## [Records to use]
(begin)

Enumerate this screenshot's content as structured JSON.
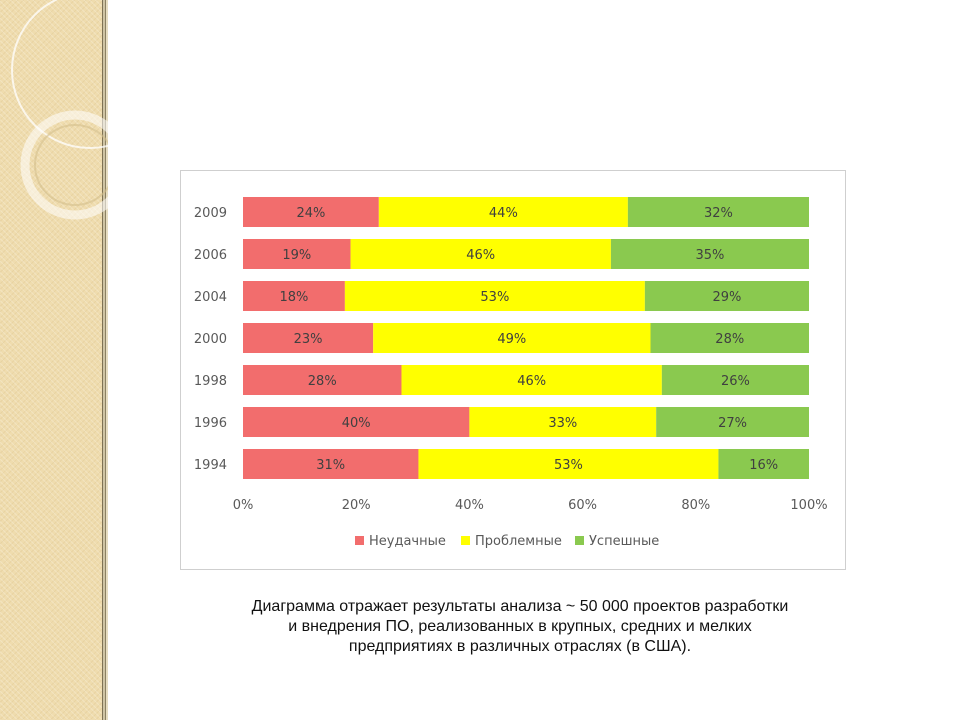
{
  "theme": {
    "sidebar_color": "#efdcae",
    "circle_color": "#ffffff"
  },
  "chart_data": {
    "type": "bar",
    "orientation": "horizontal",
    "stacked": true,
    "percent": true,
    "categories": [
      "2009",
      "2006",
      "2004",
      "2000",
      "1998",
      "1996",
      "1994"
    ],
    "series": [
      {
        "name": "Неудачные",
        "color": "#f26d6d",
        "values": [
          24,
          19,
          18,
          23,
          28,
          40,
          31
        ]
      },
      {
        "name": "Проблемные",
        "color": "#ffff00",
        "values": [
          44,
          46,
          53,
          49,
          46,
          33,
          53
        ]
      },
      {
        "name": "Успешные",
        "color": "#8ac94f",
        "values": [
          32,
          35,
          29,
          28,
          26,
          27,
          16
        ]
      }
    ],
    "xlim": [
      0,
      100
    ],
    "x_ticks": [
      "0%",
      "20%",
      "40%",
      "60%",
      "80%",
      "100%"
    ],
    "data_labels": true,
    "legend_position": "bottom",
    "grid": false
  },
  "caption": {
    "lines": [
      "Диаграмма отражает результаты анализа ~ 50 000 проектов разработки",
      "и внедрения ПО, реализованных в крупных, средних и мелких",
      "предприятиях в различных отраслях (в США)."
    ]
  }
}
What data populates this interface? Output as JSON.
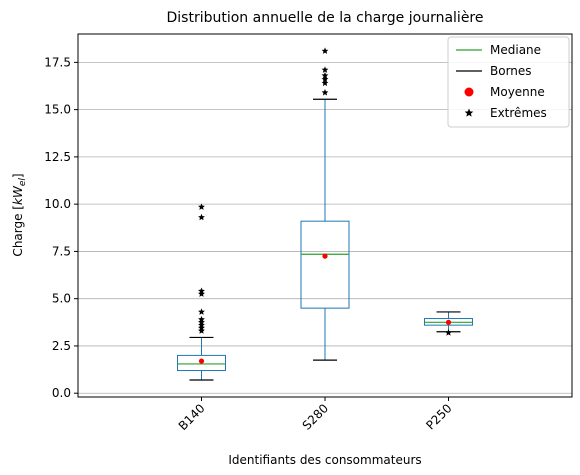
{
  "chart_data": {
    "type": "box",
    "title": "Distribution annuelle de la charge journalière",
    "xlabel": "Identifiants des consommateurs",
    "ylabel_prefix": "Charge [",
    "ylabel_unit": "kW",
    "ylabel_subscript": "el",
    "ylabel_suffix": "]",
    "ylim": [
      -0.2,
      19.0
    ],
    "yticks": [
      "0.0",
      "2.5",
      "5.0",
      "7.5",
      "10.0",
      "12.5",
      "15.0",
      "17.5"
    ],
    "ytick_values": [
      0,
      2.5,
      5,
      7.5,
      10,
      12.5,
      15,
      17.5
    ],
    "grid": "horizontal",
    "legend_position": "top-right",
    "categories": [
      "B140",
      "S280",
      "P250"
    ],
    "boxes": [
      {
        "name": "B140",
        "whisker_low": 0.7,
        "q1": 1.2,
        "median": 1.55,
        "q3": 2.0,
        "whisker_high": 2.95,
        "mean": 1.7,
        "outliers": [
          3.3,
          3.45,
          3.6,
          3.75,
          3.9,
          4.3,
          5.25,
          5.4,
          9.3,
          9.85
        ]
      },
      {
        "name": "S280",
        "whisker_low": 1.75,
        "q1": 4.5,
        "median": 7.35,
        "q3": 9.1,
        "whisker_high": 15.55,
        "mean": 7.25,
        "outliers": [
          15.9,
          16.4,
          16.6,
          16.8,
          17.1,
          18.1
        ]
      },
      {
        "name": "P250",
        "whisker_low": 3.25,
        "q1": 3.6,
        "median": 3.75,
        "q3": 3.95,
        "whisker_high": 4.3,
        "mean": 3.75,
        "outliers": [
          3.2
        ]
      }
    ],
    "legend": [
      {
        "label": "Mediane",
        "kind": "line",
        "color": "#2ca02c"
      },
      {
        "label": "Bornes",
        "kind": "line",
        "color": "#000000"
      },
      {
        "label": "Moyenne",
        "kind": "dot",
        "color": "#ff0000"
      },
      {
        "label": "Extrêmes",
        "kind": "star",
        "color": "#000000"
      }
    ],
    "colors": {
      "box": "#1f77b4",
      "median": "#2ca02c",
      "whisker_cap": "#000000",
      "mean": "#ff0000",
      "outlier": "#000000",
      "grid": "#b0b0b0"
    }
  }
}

(end)

## [Short task]
Except for the pictures, give all the material above again verbatim.

## [Exercise output]
Enumerate this screenshot's content as structured JSON.
{
  "theme": {
    "sidebar_color": "#efdcae",
    "circle_color": "#ffffff"
  },
  "chart_data": {
    "type": "bar",
    "orientation": "horizontal",
    "stacked": true,
    "percent": true,
    "categories": [
      "2009",
      "2006",
      "2004",
      "2000",
      "1998",
      "1996",
      "1994"
    ],
    "series": [
      {
        "name": "Неудачные",
        "color": "#f26d6d",
        "values": [
          24,
          19,
          18,
          23,
          28,
          40,
          31
        ]
      },
      {
        "name": "Проблемные",
        "color": "#ffff00",
        "values": [
          44,
          46,
          53,
          49,
          46,
          33,
          53
        ]
      },
      {
        "name": "Успешные",
        "color": "#8ac94f",
        "values": [
          32,
          35,
          29,
          28,
          26,
          27,
          16
        ]
      }
    ],
    "xlim": [
      0,
      100
    ],
    "x_ticks": [
      "0%",
      "20%",
      "40%",
      "60%",
      "80%",
      "100%"
    ],
    "data_labels": true,
    "legend_position": "bottom",
    "grid": false
  },
  "caption": {
    "lines": [
      "Диаграмма отражает результаты анализа ~ 50 000 проектов разработки",
      "и внедрения ПО, реализованных в крупных, средних и мелких",
      "предприятиях в различных отраслях (в США)."
    ]
  }
}
What data populates this interface? Output as JSON.
{
  "chart_data": {
    "type": "box",
    "title": "Distribution annuelle de la charge journalière",
    "xlabel": "Identifiants des consommateurs",
    "ylabel_prefix": "Charge [",
    "ylabel_unit": "kW",
    "ylabel_subscript": "el",
    "ylabel_suffix": "]",
    "ylim": [
      -0.2,
      19.0
    ],
    "yticks": [
      "0.0",
      "2.5",
      "5.0",
      "7.5",
      "10.0",
      "12.5",
      "15.0",
      "17.5"
    ],
    "ytick_values": [
      0,
      2.5,
      5,
      7.5,
      10,
      12.5,
      15,
      17.5
    ],
    "grid": "horizontal",
    "legend_position": "top-right",
    "categories": [
      "B140",
      "S280",
      "P250"
    ],
    "boxes": [
      {
        "name": "B140",
        "whisker_low": 0.7,
        "q1": 1.2,
        "median": 1.55,
        "q3": 2.0,
        "whisker_high": 2.95,
        "mean": 1.7,
        "outliers": [
          3.3,
          3.45,
          3.6,
          3.75,
          3.9,
          4.3,
          5.25,
          5.4,
          9.3,
          9.85
        ]
      },
      {
        "name": "S280",
        "whisker_low": 1.75,
        "q1": 4.5,
        "median": 7.35,
        "q3": 9.1,
        "whisker_high": 15.55,
        "mean": 7.25,
        "outliers": [
          15.9,
          16.4,
          16.6,
          16.8,
          17.1,
          18.1
        ]
      },
      {
        "name": "P250",
        "whisker_low": 3.25,
        "q1": 3.6,
        "median": 3.75,
        "q3": 3.95,
        "whisker_high": 4.3,
        "mean": 3.75,
        "outliers": [
          3.2
        ]
      }
    ],
    "legend": [
      {
        "label": "Mediane",
        "kind": "line",
        "color": "#2ca02c"
      },
      {
        "label": "Bornes",
        "kind": "line",
        "color": "#000000"
      },
      {
        "label": "Moyenne",
        "kind": "dot",
        "color": "#ff0000"
      },
      {
        "label": "Extrêmes",
        "kind": "star",
        "color": "#000000"
      }
    ],
    "colors": {
      "box": "#1f77b4",
      "median": "#2ca02c",
      "whisker_cap": "#000000",
      "mean": "#ff0000",
      "outlier": "#000000",
      "grid": "#b0b0b0"
    }
  }
}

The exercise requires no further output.